**WHAT IS NEEDED:** Repeat each entry exactly and drop the pictures.

**RECORDS SUPPLIED:**
- - -
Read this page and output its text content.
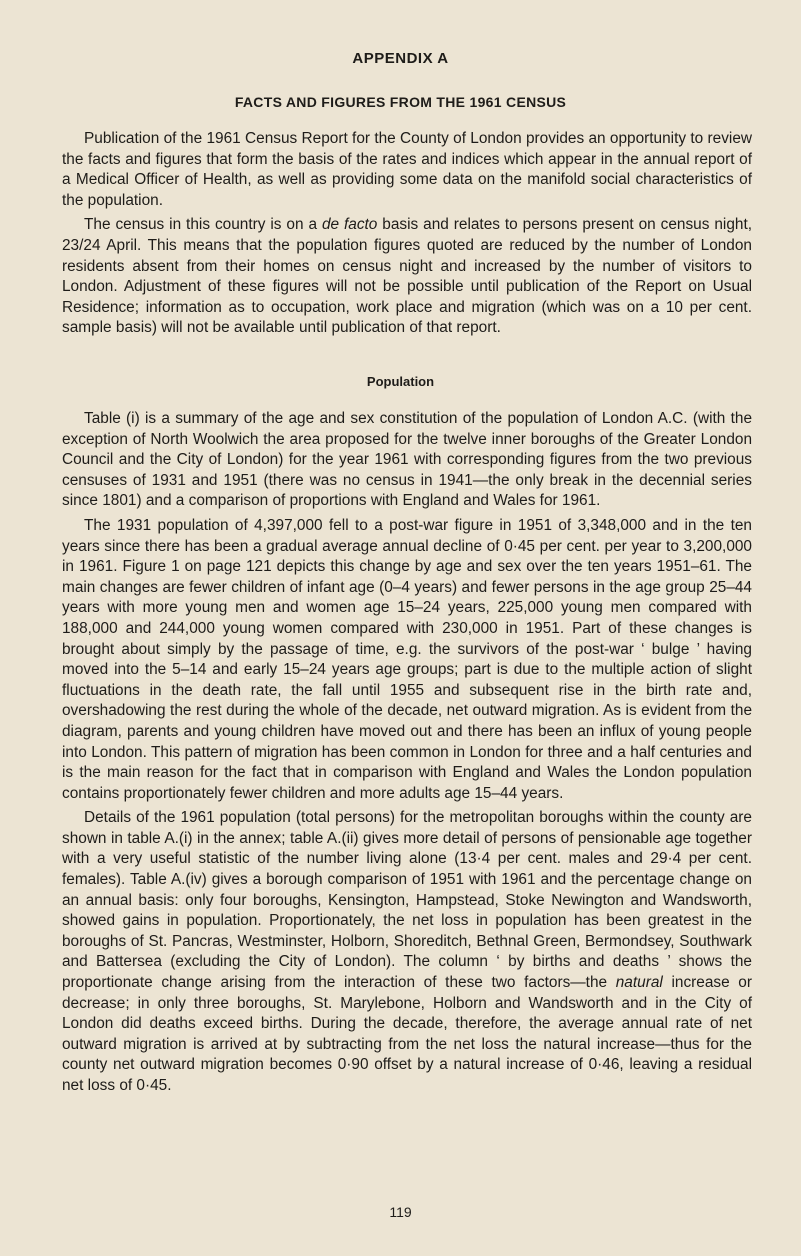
APPENDIX A
FACTS AND FIGURES FROM THE 1961 CENSUS

Publication of the 1961 Census Report for the County of London provides an opportunity to review the facts and figures that form the basis of the rates and indices which appear in the annual report of a Medical Officer of Health, as well as providing some data on the manifold social characteristics of the population.

The census in this country is on a de facto basis and relates to persons present on census night, 23/24 April. This means that the population figures quoted are reduced by the number of London residents absent from their homes on census night and increased by the number of visitors to London. Adjustment of these figures will not be possible until publication of the Report on Usual Residence; information as to occupation, work place and migration (which was on a 10 per cent. sample basis) will not be available until publication of that report.

Population

Table (i) is a summary of the age and sex constitution of the population of London A.C. (with the exception of North Woolwich the area proposed for the twelve inner boroughs of the Greater London Council and the City of London) for the year 1961 with corresponding figures from the two previous censuses of 1931 and 1951 (there was no census in 1941—the only break in the decennial series since 1801) and a comparison of proportions with England and Wales for 1961.

The 1931 population of 4,397,000 fell to a post-war figure in 1951 of 3,348,000 and in the ten years since there has been a gradual average annual decline of 0·45 per cent. per year to 3,200,000 in 1961. Figure 1 on page 121 depicts this change by age and sex over the ten years 1951–61. The main changes are fewer children of infant age (0–4 years) and fewer persons in the age group 25–44 years with more young men and women age 15–24 years, 225,000 young men compared with 188,000 and 244,000 young women compared with 230,000 in 1951. Part of these changes is brought about simply by the passage of time, e.g. the survivors of the post-war ‘ bulge ’ having moved into the 5–14 and early 15–24 years age groups; part is due to the multiple action of slight fluctuations in the death rate, the fall until 1955 and subsequent rise in the birth rate and, overshadowing the rest during the whole of the decade, net outward migration. As is evident from the diagram, parents and young children have moved out and there has been an influx of young people into London. This pattern of migration has been common in London for three and a half centuries and is the main reason for the fact that in comparison with England and Wales the London population contains proportionately fewer children and more adults age 15–44 years.

Details of the 1961 population (total persons) for the metropolitan boroughs within the county are shown in table A.(i) in the annex; table A.(ii) gives more detail of persons of pensionable age together with a very useful statistic of the number living alone (13·4 per cent. males and 29·4 per cent. females). Table A.(iv) gives a borough comparison of 1951 with 1961 and the percentage change on an annual basis: only four boroughs, Kensington, Hampstead, Stoke Newington and Wandsworth, showed gains in population. Proportionately, the net loss in population has been greatest in the boroughs of St. Pancras, Westminster, Holborn, Shoreditch, Bethnal Green, Bermondsey, Southwark and Battersea (excluding the City of London). The column ‘ by births and deaths ’ shows the proportionate change arising from the interaction of these two factors—the natural increase or decrease; in only three boroughs, St. Marylebone, Holborn and Wandsworth and in the City of London did deaths exceed births. During the decade, therefore, the average annual rate of net outward migration is arrived at by subtracting from the net loss the natural increase—thus for the county net outward migration becomes 0·90 offset by a natural increase of 0·46, leaving a residual net loss of 0·45.

119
- - -
**COMPLETE ANSWER:**
Read this page and output its text content.
APPENDIX A
FACTS AND FIGURES FROM THE 1961 CENSUS

Publication of the 1961 Census Report for the County of London provides an opportunity to review the facts and figures that form the basis of the rates and indices which appear in the annual report of a Medical Officer of Health, as well as providing some data on the manifold social characteristics of the population.

The census in this country is on a de facto basis and relates to persons present on census night, 23/24 April. This means that the population figures quoted are reduced by the number of London residents absent from their homes on census night and increased by the number of visitors to London. Adjustment of these figures will not be possible until publication of the Report on Usual Residence; information as to occupation, work place and migration (which was on a 10 per cent. sample basis) will not be available until publication of that report.

Population

Table (i) is a summary of the age and sex constitution of the population of London A.C. (with the exception of North Woolwich the area proposed for the twelve inner boroughs of the Greater London Council and the City of London) for the year 1961 with corresponding figures from the two previous censuses of 1931 and 1951 (there was no census in 1941—the only break in the decennial series since 1801) and a comparison of proportions with England and Wales for 1961.

The 1931 population of 4,397,000 fell to a post-war figure in 1951 of 3,348,000 and in the ten years since there has been a gradual average annual decline of 0·45 per cent. per year to 3,200,000 in 1961. Figure 1 on page 121 depicts this change by age and sex over the ten years 1951–61. The main changes are fewer children of infant age (0–4 years) and fewer persons in the age group 25–44 years with more young men and women age 15–24 years, 225,000 young men compared with 188,000 and 244,000 young women compared with 230,000 in 1951. Part of these changes is brought about simply by the passage of time, e.g. the survivors of the post-war ‘ bulge ’ having moved into the 5–14 and early 15–24 years age groups; part is due to the multiple action of slight fluctuations in the death rate, the fall until 1955 and subsequent rise in the birth rate and, overshadowing the rest during the whole of the decade, net outward migration. As is evident from the diagram, parents and young children have moved out and there has been an influx of young people into London. This pattern of migration has been common in London for three and a half centuries and is the main reason for the fact that in comparison with England and Wales the London population contains proportionately fewer children and more adults age 15–44 years.

Details of the 1961 population (total persons) for the metropolitan boroughs within the county are shown in table A.(i) in the annex; table A.(ii) gives more detail of persons of pensionable age together with a very useful statistic of the number living alone (13·4 per cent. males and 29·4 per cent. females). Table A.(iv) gives a borough comparison of 1951 with 1961 and the percentage change on an annual basis: only four boroughs, Kensington, Hampstead, Stoke Newington and Wandsworth, showed gains in population. Proportionately, the net loss in population has been greatest in the boroughs of St. Pancras, Westminster, Holborn, Shoreditch, Bethnal Green, Bermondsey, Southwark and Battersea (excluding the City of London). The column ‘ by births and deaths ’ shows the proportionate change arising from the interaction of these two factors—the natural increase or decrease; in only three boroughs, St. Marylebone, Holborn and Wandsworth and in the City of London did deaths exceed births. During the decade, therefore, the average annual rate of net outward migration is arrived at by subtracting from the net loss the natural increase—thus for the county net outward migration becomes 0·90 offset by a natural increase of 0·46, leaving a residual net loss of 0·45.

119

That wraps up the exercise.